What you are asked to do:
All of the entries need to be written out again, exactly as they are.

BEGIN Given data

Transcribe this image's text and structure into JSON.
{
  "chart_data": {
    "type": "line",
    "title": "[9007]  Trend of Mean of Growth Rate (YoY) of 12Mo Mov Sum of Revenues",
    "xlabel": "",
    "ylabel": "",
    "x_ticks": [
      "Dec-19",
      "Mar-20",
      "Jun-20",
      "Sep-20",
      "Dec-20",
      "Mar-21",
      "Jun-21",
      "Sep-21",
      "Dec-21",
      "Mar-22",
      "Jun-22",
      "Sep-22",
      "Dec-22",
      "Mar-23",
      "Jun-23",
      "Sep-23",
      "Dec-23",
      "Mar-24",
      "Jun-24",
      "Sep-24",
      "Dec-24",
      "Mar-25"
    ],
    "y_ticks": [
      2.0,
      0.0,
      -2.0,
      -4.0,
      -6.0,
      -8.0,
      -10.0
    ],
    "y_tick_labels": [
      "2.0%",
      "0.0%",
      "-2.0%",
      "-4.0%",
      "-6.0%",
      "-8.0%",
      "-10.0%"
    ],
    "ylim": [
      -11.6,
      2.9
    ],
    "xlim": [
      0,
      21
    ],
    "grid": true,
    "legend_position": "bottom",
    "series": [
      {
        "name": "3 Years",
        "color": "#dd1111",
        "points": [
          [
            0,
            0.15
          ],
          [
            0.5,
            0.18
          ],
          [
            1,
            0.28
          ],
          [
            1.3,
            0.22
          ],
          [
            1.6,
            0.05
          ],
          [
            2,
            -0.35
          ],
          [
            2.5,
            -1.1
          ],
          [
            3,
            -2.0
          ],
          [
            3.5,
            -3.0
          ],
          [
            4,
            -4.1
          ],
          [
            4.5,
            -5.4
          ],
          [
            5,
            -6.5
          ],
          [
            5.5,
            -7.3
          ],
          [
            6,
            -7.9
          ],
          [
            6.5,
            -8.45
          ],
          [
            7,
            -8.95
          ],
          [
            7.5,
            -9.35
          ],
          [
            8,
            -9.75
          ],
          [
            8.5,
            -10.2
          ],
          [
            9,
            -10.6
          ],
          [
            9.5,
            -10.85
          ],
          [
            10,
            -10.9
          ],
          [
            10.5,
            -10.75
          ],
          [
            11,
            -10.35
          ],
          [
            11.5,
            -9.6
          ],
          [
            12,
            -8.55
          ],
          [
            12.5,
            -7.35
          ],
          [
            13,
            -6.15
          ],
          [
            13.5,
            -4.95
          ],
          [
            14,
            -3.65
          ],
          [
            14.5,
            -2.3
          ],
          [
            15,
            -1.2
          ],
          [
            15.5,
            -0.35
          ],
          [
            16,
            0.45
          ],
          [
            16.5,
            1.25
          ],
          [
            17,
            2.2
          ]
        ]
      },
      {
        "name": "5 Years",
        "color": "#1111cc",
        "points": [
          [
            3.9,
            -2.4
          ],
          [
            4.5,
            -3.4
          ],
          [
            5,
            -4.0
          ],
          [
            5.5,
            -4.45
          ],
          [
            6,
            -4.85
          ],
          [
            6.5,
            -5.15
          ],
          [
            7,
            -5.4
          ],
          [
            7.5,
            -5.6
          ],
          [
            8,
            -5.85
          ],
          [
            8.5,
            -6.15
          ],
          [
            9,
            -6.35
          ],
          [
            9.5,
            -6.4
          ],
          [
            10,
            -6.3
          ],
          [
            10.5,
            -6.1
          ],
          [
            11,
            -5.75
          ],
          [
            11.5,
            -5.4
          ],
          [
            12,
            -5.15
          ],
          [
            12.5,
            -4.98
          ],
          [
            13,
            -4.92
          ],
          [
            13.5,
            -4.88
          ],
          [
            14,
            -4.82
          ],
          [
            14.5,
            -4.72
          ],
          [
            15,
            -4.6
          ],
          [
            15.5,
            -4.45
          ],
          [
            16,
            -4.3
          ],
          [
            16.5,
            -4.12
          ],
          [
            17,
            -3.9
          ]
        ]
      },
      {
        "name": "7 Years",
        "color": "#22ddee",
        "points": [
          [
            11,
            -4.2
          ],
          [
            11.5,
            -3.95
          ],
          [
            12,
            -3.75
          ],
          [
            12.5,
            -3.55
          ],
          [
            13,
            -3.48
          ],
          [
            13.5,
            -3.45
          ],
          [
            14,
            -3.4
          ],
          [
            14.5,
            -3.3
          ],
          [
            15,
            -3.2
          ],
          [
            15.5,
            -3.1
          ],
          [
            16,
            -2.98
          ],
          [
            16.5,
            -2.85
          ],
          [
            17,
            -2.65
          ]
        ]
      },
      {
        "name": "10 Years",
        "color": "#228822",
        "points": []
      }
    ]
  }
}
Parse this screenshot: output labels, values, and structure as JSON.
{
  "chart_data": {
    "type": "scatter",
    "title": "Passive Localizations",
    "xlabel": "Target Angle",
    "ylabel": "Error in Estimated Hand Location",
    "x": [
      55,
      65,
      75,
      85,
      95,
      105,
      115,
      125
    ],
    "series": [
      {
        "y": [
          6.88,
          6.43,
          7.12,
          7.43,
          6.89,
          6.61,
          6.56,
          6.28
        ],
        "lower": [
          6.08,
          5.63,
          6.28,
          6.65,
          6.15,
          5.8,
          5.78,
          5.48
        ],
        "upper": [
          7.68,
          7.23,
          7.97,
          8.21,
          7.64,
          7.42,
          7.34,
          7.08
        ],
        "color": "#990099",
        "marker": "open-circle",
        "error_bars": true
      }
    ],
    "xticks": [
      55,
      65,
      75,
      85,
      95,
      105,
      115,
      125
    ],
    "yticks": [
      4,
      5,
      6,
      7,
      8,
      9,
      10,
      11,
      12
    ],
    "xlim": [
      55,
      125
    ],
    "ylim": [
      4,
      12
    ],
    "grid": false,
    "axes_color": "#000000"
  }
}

END Given data

Answer to this task:
Transcribe this image's text and structure into JSON.
{
  "chart_data": {
    "type": "line",
    "title": "[9007]  Trend of Mean of Growth Rate (YoY) of 12Mo Mov Sum of Revenues",
    "xlabel": "",
    "ylabel": "",
    "x_ticks": [
      "Dec-19",
      "Mar-20",
      "Jun-20",
      "Sep-20",
      "Dec-20",
      "Mar-21",
      "Jun-21",
      "Sep-21",
      "Dec-21",
      "Mar-22",
      "Jun-22",
      "Sep-22",
      "Dec-22",
      "Mar-23",
      "Jun-23",
      "Sep-23",
      "Dec-23",
      "Mar-24",
      "Jun-24",
      "Sep-24",
      "Dec-24",
      "Mar-25"
    ],
    "y_ticks": [
      2.0,
      0.0,
      -2.0,
      -4.0,
      -6.0,
      -8.0,
      -10.0
    ],
    "y_tick_labels": [
      "2.0%",
      "0.0%",
      "-2.0%",
      "-4.0%",
      "-6.0%",
      "-8.0%",
      "-10.0%"
    ],
    "ylim": [
      -11.6,
      2.9
    ],
    "xlim": [
      0,
      21
    ],
    "grid": true,
    "legend_position": "bottom",
    "series": [
      {
        "name": "3 Years",
        "color": "#dd1111",
        "points": [
          [
            0,
            0.15
          ],
          [
            0.5,
            0.18
          ],
          [
            1,
            0.28
          ],
          [
            1.3,
            0.22
          ],
          [
            1.6,
            0.05
          ],
          [
            2,
            -0.35
          ],
          [
            2.5,
            -1.1
          ],
          [
            3,
            -2.0
          ],
          [
            3.5,
            -3.0
          ],
          [
            4,
            -4.1
          ],
          [
            4.5,
            -5.4
          ],
          [
            5,
            -6.5
          ],
          [
            5.5,
            -7.3
          ],
          [
            6,
            -7.9
          ],
          [
            6.5,
            -8.45
          ],
          [
            7,
            -8.95
          ],
          [
            7.5,
            -9.35
          ],
          [
            8,
            -9.75
          ],
          [
            8.5,
            -10.2
          ],
          [
            9,
            -10.6
          ],
          [
            9.5,
            -10.85
          ],
          [
            10,
            -10.9
          ],
          [
            10.5,
            -10.75
          ],
          [
            11,
            -10.35
          ],
          [
            11.5,
            -9.6
          ],
          [
            12,
            -8.55
          ],
          [
            12.5,
            -7.35
          ],
          [
            13,
            -6.15
          ],
          [
            13.5,
            -4.95
          ],
          [
            14,
            -3.65
          ],
          [
            14.5,
            -2.3
          ],
          [
            15,
            -1.2
          ],
          [
            15.5,
            -0.35
          ],
          [
            16,
            0.45
          ],
          [
            16.5,
            1.25
          ],
          [
            17,
            2.2
          ]
        ]
      },
      {
        "name": "5 Years",
        "color": "#1111cc",
        "points": [
          [
            3.9,
            -2.4
          ],
          [
            4.5,
            -3.4
          ],
          [
            5,
            -4.0
          ],
          [
            5.5,
            -4.45
          ],
          [
            6,
            -4.85
          ],
          [
            6.5,
            -5.15
          ],
          [
            7,
            -5.4
          ],
          [
            7.5,
            -5.6
          ],
          [
            8,
            -5.85
          ],
          [
            8.5,
            -6.15
          ],
          [
            9,
            -6.35
          ],
          [
            9.5,
            -6.4
          ],
          [
            10,
            -6.3
          ],
          [
            10.5,
            -6.1
          ],
          [
            11,
            -5.75
          ],
          [
            11.5,
            -5.4
          ],
          [
            12,
            -5.15
          ],
          [
            12.5,
            -4.98
          ],
          [
            13,
            -4.92
          ],
          [
            13.5,
            -4.88
          ],
          [
            14,
            -4.82
          ],
          [
            14.5,
            -4.72
          ],
          [
            15,
            -4.6
          ],
          [
            15.5,
            -4.45
          ],
          [
            16,
            -4.3
          ],
          [
            16.5,
            -4.12
          ],
          [
            17,
            -3.9
          ]
        ]
      },
      {
        "name": "7 Years",
        "color": "#22ddee",
        "points": [
          [
            11,
            -4.2
          ],
          [
            11.5,
            -3.95
          ],
          [
            12,
            -3.75
          ],
          [
            12.5,
            -3.55
          ],
          [
            13,
            -3.48
          ],
          [
            13.5,
            -3.45
          ],
          [
            14,
            -3.4
          ],
          [
            14.5,
            -3.3
          ],
          [
            15,
            -3.2
          ],
          [
            15.5,
            -3.1
          ],
          [
            16,
            -2.98
          ],
          [
            16.5,
            -2.85
          ],
          [
            17,
            -2.65
          ]
        ]
      },
      {
        "name": "10 Years",
        "color": "#228822",
        "points": []
      }
    ]
  }
}
Parse this screenshot: output labels, values, and structure as JSON.
{
  "chart_data": {
    "type": "scatter",
    "title": "Passive Localizations",
    "xlabel": "Target Angle",
    "ylabel": "Error in Estimated Hand Location",
    "x": [
      55,
      65,
      75,
      85,
      95,
      105,
      115,
      125
    ],
    "series": [
      {
        "y": [
          6.88,
          6.43,
          7.12,
          7.43,
          6.89,
          6.61,
          6.56,
          6.28
        ],
        "lower": [
          6.08,
          5.63,
          6.28,
          6.65,
          6.15,
          5.8,
          5.78,
          5.48
        ],
        "upper": [
          7.68,
          7.23,
          7.97,
          8.21,
          7.64,
          7.42,
          7.34,
          7.08
        ],
        "color": "#990099",
        "marker": "open-circle",
        "error_bars": true
      }
    ],
    "xticks": [
      55,
      65,
      75,
      85,
      95,
      105,
      115,
      125
    ],
    "yticks": [
      4,
      5,
      6,
      7,
      8,
      9,
      10,
      11,
      12
    ],
    "xlim": [
      55,
      125
    ],
    "ylim": [
      4,
      12
    ],
    "grid": false,
    "axes_color": "#000000"
  }
}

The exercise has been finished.